AIM -
Return every line of the material exactly.

*****

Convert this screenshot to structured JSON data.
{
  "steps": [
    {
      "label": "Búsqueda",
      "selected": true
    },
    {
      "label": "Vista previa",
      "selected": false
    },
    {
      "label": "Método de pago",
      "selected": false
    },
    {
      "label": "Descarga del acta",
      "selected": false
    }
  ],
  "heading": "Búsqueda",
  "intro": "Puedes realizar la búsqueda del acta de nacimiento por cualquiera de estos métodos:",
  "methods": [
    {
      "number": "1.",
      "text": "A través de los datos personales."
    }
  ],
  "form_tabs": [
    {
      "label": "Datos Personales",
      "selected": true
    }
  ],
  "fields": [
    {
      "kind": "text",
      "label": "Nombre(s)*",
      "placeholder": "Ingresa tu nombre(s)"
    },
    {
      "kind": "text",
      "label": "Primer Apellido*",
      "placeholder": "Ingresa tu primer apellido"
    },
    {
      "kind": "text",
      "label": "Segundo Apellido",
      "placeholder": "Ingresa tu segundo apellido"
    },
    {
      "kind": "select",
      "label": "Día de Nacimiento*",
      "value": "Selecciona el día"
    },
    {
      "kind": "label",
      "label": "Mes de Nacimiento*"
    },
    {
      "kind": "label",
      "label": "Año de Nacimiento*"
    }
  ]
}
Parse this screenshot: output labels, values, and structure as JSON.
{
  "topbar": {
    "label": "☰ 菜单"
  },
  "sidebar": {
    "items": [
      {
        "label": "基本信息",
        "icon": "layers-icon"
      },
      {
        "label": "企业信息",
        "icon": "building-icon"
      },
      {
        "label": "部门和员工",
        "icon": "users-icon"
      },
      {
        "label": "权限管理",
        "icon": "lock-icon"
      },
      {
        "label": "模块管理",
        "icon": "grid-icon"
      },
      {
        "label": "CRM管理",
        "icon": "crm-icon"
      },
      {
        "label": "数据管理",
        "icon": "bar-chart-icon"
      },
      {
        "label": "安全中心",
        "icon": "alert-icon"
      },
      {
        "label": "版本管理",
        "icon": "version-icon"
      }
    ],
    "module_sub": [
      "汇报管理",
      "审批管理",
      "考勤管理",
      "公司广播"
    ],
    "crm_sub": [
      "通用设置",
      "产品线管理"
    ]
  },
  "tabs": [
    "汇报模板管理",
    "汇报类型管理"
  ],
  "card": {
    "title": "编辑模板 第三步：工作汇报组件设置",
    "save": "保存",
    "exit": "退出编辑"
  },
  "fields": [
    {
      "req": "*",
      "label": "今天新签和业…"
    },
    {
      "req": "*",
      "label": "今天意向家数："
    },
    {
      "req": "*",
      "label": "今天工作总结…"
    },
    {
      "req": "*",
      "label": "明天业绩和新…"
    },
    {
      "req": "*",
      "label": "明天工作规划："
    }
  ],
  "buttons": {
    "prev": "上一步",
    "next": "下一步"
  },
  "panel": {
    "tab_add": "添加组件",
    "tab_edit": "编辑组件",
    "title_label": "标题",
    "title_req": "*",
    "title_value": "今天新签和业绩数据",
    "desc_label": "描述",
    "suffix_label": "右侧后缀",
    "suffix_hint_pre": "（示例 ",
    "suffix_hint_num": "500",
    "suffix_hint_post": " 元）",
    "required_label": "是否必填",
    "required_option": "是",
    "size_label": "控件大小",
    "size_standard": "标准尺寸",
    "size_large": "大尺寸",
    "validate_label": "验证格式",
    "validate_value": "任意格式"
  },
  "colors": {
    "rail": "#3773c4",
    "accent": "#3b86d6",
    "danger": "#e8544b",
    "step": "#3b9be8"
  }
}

*****

RESULT FOR THIS EXERCISE -
Convert this screenshot to structured JSON data.
{
  "steps": [
    {
      "label": "Búsqueda",
      "selected": true
    },
    {
      "label": "Vista previa",
      "selected": false
    },
    {
      "label": "Método de pago",
      "selected": false
    },
    {
      "label": "Descarga del acta",
      "selected": false
    }
  ],
  "heading": "Búsqueda",
  "intro": "Puedes realizar la búsqueda del acta de nacimiento por cualquiera de estos métodos:",
  "methods": [
    {
      "number": "1.",
      "text": "A través de los datos personales."
    }
  ],
  "form_tabs": [
    {
      "label": "Datos Personales",
      "selected": true
    }
  ],
  "fields": [
    {
      "kind": "text",
      "label": "Nombre(s)*",
      "placeholder": "Ingresa tu nombre(s)"
    },
    {
      "kind": "text",
      "label": "Primer Apellido*",
      "placeholder": "Ingresa tu primer apellido"
    },
    {
      "kind": "text",
      "label": "Segundo Apellido",
      "placeholder": "Ingresa tu segundo apellido"
    },
    {
      "kind": "select",
      "label": "Día de Nacimiento*",
      "value": "Selecciona el día"
    },
    {
      "kind": "label",
      "label": "Mes de Nacimiento*"
    },
    {
      "kind": "label",
      "label": "Año de Nacimiento*"
    }
  ]
}
Parse this screenshot: output labels, values, and structure as JSON.
{
  "topbar": {
    "label": "☰ 菜单"
  },
  "sidebar": {
    "items": [
      {
        "label": "基本信息",
        "icon": "layers-icon"
      },
      {
        "label": "企业信息",
        "icon": "building-icon"
      },
      {
        "label": "部门和员工",
        "icon": "users-icon"
      },
      {
        "label": "权限管理",
        "icon": "lock-icon"
      },
      {
        "label": "模块管理",
        "icon": "grid-icon"
      },
      {
        "label": "CRM管理",
        "icon": "crm-icon"
      },
      {
        "label": "数据管理",
        "icon": "bar-chart-icon"
      },
      {
        "label": "安全中心",
        "icon": "alert-icon"
      },
      {
        "label": "版本管理",
        "icon": "version-icon"
      }
    ],
    "module_sub": [
      "汇报管理",
      "审批管理",
      "考勤管理",
      "公司广播"
    ],
    "crm_sub": [
      "通用设置",
      "产品线管理"
    ]
  },
  "tabs": [
    "汇报模板管理",
    "汇报类型管理"
  ],
  "card": {
    "title": "编辑模板 第三步：工作汇报组件设置",
    "save": "保存",
    "exit": "退出编辑"
  },
  "fields": [
    {
      "req": "*",
      "label": "今天新签和业…"
    },
    {
      "req": "*",
      "label": "今天意向家数："
    },
    {
      "req": "*",
      "label": "今天工作总结…"
    },
    {
      "req": "*",
      "label": "明天业绩和新…"
    },
    {
      "req": "*",
      "label": "明天工作规划："
    }
  ],
  "buttons": {
    "prev": "上一步",
    "next": "下一步"
  },
  "panel": {
    "tab_add": "添加组件",
    "tab_edit": "编辑组件",
    "title_label": "标题",
    "title_req": "*",
    "title_value": "今天新签和业绩数据",
    "desc_label": "描述",
    "suffix_label": "右侧后缀",
    "suffix_hint_pre": "（示例 ",
    "suffix_hint_num": "500",
    "suffix_hint_post": " 元）",
    "required_label": "是否必填",
    "required_option": "是",
    "size_label": "控件大小",
    "size_standard": "标准尺寸",
    "size_large": "大尺寸",
    "validate_label": "验证格式",
    "validate_value": "任意格式"
  },
  "colors": {
    "rail": "#3773c4",
    "accent": "#3b86d6",
    "danger": "#e8544b",
    "step": "#3b9be8"
  }
}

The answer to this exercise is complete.